[Begin DATA TO PROCESS]

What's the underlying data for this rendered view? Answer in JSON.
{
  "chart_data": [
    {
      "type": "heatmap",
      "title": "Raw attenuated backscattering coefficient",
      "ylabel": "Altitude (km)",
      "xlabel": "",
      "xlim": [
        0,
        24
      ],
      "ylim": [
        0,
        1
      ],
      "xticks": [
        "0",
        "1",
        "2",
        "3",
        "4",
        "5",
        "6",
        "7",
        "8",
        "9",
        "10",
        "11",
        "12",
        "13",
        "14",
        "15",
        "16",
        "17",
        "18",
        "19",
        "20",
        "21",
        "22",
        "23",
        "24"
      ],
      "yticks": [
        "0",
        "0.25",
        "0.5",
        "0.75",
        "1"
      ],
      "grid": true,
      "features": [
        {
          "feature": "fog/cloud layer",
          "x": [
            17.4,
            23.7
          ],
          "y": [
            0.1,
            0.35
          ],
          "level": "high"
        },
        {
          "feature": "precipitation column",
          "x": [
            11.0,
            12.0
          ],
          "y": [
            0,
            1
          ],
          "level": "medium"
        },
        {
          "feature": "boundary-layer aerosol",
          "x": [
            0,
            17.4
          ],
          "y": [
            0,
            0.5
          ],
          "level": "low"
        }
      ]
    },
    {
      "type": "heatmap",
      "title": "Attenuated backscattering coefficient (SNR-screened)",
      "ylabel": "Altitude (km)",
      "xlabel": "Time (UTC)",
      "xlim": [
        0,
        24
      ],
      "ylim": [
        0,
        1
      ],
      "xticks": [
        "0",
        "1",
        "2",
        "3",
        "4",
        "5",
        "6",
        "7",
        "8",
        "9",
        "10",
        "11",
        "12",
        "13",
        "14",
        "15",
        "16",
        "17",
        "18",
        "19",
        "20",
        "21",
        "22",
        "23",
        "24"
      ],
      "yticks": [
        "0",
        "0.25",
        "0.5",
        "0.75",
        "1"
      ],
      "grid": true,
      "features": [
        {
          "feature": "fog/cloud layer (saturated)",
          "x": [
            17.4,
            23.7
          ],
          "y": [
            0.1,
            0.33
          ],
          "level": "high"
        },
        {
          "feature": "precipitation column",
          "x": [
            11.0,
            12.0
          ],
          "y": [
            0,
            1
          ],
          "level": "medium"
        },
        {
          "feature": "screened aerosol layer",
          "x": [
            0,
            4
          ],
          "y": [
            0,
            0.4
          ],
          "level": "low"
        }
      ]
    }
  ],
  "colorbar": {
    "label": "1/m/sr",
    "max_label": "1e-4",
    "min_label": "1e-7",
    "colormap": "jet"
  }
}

[End DATA TO PROCESS]

- TO DO -
Which lines hold the word "aerosol"? Return all of them from the records above.

- WRITTEN ANSWER -
          "feature": "boundary-layer aerosol",
          "feature": "screened aerosol layer",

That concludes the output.